### Problem details
Present each line of the entries below that holds the word "резерв".

### Dataset items
<<<<

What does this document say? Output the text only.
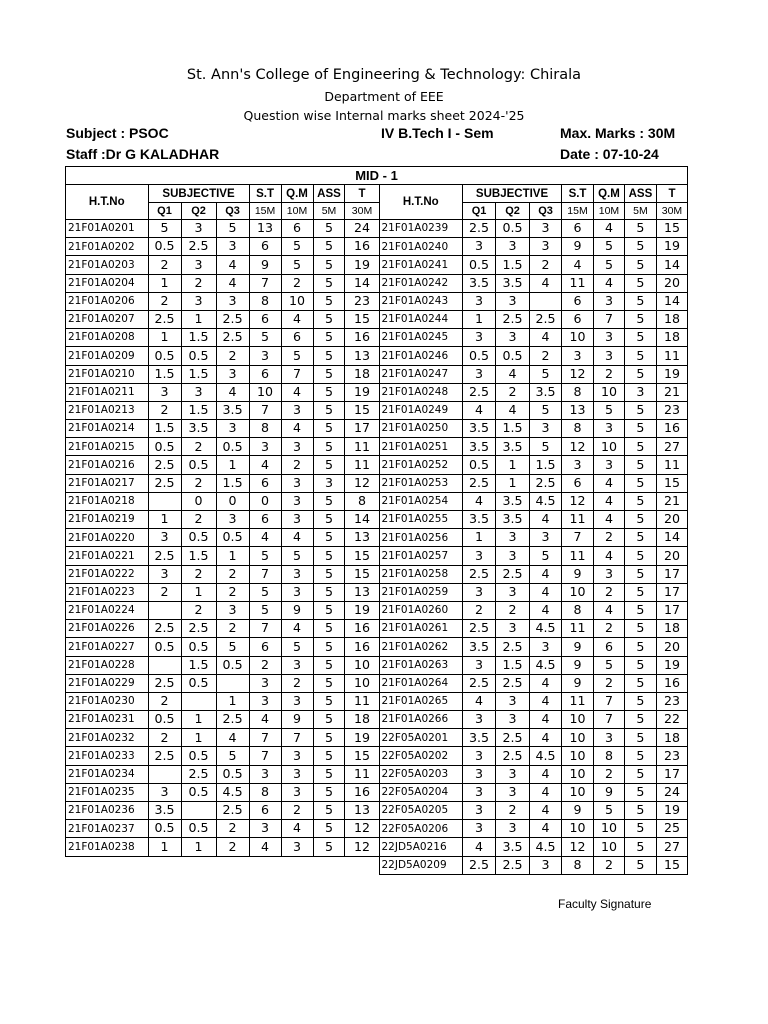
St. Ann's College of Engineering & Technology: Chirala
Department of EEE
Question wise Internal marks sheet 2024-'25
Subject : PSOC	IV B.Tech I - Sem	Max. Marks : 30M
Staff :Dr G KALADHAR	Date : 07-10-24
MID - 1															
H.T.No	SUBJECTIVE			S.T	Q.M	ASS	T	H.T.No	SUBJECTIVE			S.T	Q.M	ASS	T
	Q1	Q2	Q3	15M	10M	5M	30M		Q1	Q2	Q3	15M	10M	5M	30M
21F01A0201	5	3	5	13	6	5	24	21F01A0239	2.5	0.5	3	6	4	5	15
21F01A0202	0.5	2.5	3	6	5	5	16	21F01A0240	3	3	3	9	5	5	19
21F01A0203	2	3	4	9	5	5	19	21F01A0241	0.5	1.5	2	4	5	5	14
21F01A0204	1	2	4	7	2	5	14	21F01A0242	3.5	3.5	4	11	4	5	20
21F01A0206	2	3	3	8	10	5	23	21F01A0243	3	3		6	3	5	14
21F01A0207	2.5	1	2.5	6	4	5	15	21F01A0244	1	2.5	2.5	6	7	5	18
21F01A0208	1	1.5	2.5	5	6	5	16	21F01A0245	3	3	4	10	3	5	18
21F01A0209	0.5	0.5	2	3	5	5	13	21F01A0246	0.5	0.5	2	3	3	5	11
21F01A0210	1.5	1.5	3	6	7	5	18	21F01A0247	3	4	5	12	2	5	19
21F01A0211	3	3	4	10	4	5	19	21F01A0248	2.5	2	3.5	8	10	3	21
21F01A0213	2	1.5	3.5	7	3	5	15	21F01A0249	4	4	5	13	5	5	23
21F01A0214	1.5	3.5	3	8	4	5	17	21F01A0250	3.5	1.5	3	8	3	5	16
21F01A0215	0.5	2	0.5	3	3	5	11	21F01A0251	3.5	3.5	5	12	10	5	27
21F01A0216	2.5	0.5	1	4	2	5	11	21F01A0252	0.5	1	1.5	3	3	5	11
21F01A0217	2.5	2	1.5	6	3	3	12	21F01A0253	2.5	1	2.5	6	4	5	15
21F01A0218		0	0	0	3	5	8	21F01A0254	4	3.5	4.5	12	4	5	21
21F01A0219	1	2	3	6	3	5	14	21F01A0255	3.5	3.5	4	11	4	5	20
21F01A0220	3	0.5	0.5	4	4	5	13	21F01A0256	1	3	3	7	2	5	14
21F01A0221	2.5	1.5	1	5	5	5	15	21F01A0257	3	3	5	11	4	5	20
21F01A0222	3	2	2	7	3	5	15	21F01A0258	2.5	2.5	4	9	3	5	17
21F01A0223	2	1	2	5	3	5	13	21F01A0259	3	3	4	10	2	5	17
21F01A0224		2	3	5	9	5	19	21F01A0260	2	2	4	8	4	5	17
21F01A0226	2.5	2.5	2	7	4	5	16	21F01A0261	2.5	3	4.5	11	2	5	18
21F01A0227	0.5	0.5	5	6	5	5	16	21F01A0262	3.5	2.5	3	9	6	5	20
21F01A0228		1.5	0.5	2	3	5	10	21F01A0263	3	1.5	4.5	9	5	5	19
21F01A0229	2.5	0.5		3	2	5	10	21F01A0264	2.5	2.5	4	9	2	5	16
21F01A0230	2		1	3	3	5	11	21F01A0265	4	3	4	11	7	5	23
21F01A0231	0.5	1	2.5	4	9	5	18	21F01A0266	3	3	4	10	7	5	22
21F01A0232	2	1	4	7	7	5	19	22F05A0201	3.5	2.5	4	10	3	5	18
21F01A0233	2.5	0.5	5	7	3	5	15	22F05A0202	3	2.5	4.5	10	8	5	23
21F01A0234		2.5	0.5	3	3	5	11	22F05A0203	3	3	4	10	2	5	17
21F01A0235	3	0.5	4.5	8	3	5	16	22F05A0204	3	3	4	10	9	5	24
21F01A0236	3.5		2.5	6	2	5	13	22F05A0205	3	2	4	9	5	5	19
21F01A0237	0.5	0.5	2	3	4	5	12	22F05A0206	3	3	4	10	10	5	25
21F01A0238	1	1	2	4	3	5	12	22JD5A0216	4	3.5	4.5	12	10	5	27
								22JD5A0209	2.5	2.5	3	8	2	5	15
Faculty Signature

>>>>
<<<<

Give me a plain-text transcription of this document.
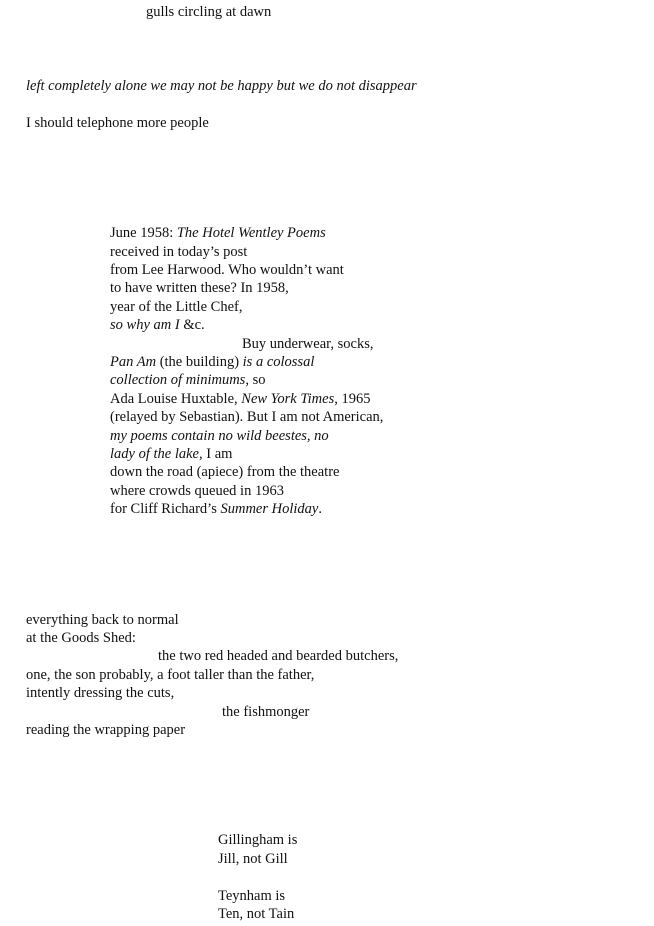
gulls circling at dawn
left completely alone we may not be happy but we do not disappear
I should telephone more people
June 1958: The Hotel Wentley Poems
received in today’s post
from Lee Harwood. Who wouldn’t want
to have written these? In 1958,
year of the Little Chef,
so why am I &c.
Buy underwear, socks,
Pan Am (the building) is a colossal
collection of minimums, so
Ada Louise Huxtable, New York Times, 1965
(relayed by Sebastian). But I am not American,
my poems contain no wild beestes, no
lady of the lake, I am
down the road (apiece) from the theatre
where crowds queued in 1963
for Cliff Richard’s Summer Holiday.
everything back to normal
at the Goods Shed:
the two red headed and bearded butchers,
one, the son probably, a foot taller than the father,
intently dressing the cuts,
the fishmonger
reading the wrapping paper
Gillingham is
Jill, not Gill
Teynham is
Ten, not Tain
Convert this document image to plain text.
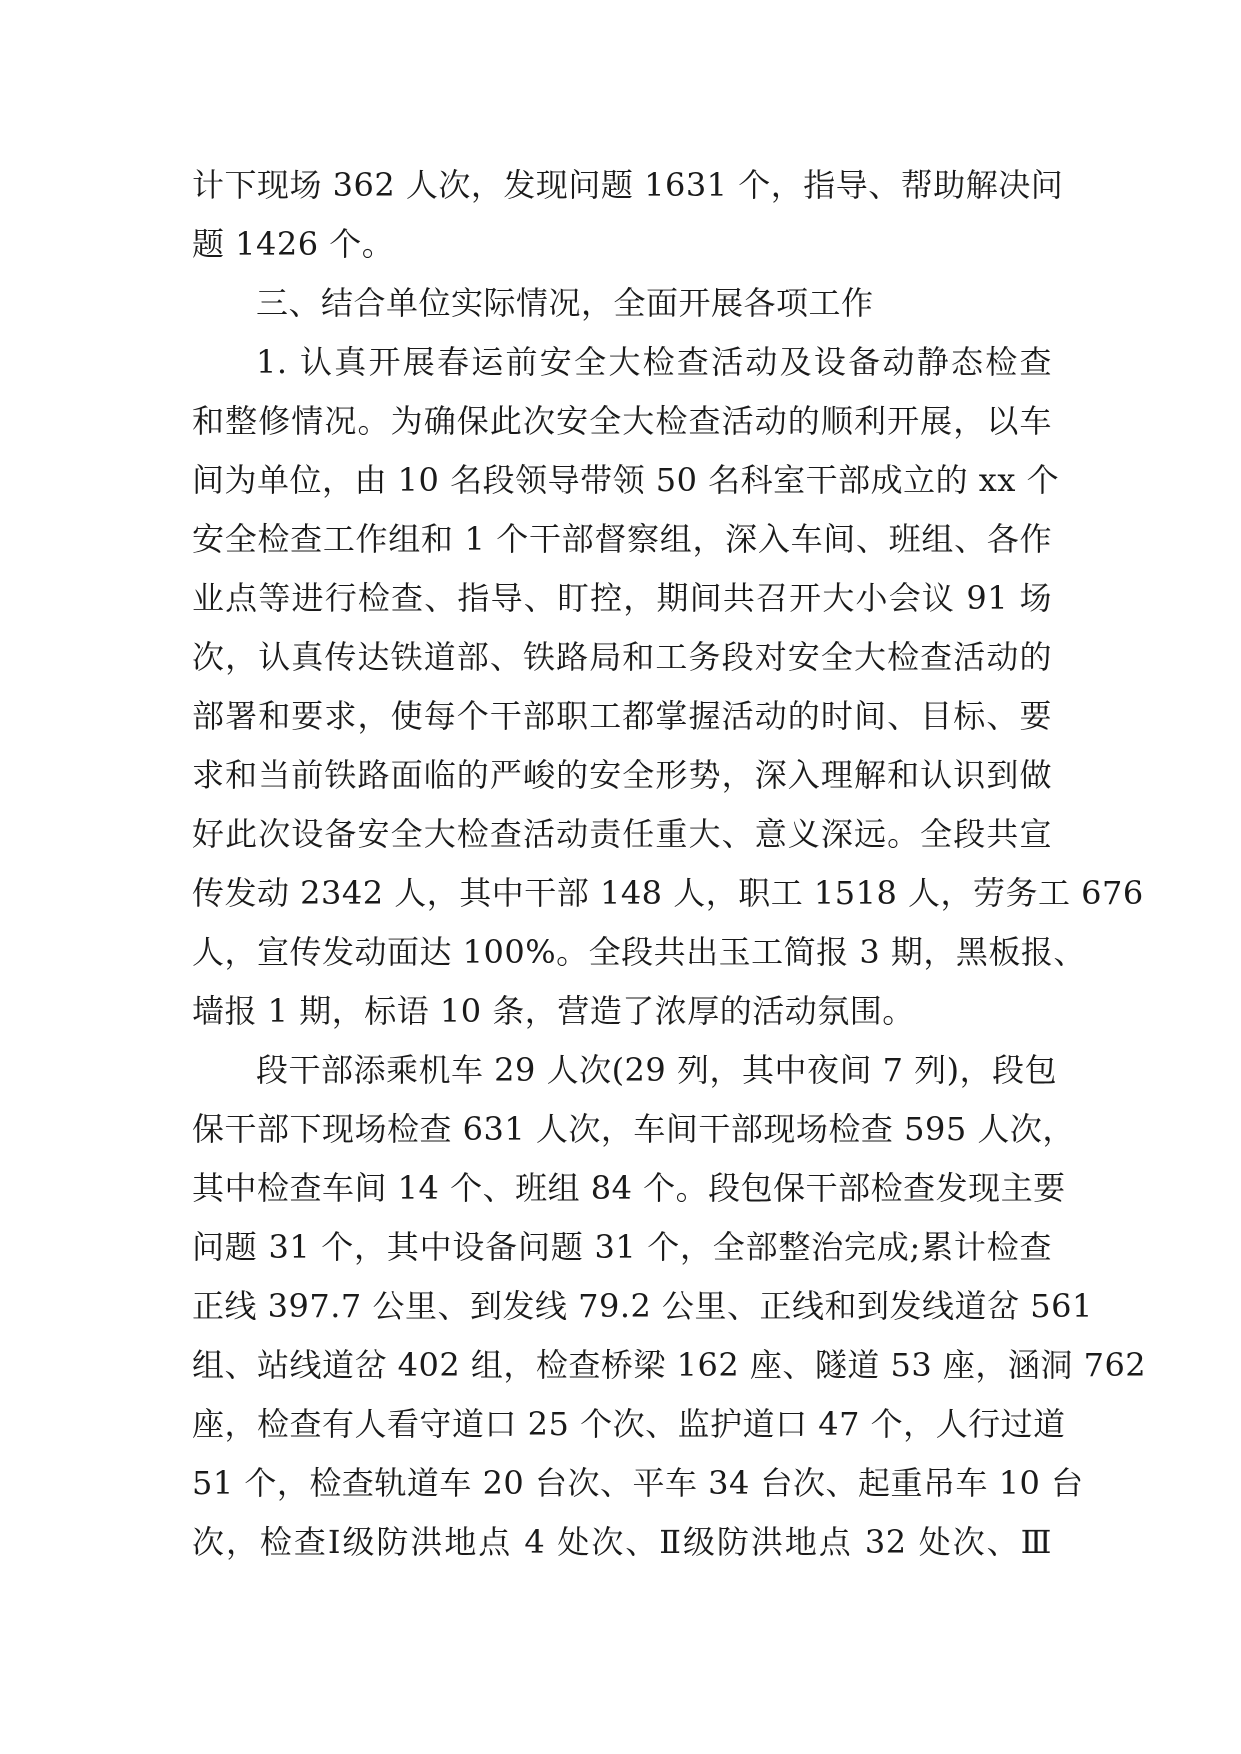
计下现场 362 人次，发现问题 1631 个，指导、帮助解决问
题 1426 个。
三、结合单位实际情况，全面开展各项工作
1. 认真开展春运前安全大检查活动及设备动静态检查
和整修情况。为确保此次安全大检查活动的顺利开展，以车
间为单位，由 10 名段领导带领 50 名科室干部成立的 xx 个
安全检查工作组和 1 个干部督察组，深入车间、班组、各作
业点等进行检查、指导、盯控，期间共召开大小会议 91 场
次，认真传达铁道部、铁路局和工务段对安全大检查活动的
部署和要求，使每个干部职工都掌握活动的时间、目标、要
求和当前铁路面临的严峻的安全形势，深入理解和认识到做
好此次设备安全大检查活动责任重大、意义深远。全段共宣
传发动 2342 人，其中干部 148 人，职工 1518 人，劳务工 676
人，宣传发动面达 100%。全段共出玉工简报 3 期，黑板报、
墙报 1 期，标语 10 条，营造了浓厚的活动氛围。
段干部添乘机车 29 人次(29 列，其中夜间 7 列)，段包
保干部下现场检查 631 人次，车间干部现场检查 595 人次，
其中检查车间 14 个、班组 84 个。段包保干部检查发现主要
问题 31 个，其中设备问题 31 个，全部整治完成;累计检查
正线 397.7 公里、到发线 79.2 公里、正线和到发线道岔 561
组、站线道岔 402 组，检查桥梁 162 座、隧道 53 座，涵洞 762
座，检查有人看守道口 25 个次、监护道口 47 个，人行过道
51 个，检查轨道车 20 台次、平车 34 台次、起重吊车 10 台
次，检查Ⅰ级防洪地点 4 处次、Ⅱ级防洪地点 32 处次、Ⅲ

>>>>
<<<<

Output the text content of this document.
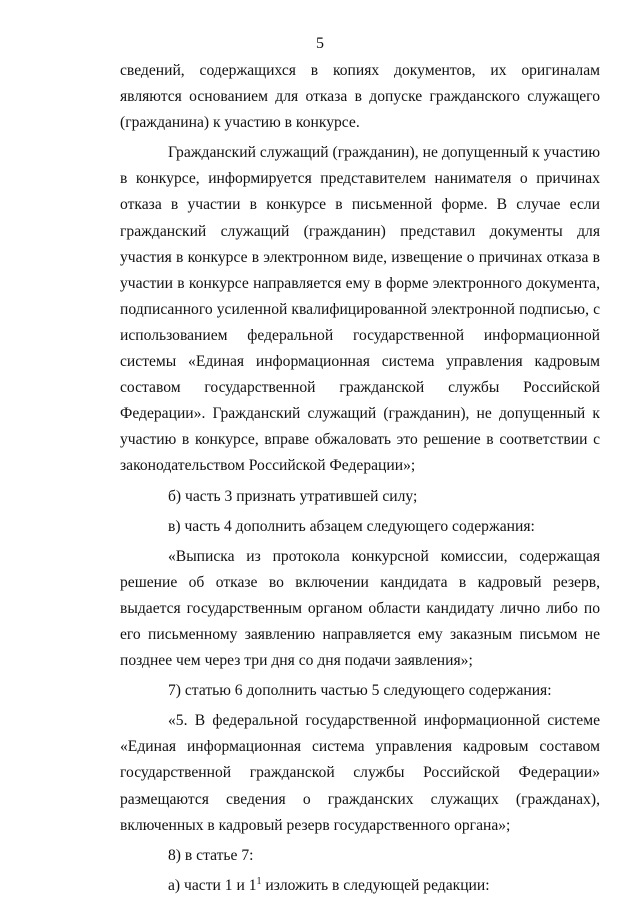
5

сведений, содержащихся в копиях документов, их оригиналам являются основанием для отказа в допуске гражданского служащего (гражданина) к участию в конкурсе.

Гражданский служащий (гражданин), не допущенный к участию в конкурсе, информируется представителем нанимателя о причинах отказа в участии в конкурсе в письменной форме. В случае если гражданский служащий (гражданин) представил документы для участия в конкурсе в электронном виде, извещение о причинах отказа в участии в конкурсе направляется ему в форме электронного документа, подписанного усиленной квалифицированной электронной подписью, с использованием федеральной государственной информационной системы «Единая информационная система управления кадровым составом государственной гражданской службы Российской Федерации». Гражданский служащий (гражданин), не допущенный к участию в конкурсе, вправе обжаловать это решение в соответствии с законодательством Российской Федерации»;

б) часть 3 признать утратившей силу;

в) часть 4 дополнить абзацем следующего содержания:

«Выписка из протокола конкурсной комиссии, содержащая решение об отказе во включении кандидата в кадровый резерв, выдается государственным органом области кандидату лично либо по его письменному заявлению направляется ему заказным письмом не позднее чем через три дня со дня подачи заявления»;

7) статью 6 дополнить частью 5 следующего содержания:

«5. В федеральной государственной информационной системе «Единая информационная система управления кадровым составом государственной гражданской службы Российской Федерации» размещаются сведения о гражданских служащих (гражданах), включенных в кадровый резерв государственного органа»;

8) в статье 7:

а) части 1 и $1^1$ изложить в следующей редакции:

>>>>

### Worked answer
«Выписка из протокола конкурсной комиссии, содержащая решение об отказе во включении кандидата в кадровый резерв, выдается государственным органом области кандидату лично либо по его письменному заявлению направляется ему заказным письмом не позднее чем через три дня со дня подачи заявления»;
«5. В федеральной государственной информационной системе «Единая информационная система управления кадровым составом государственной гражданской службы Российской Федерации» размещаются сведения о гражданских служащих (гражданах), включенных в кадровый резерв государственного органа»;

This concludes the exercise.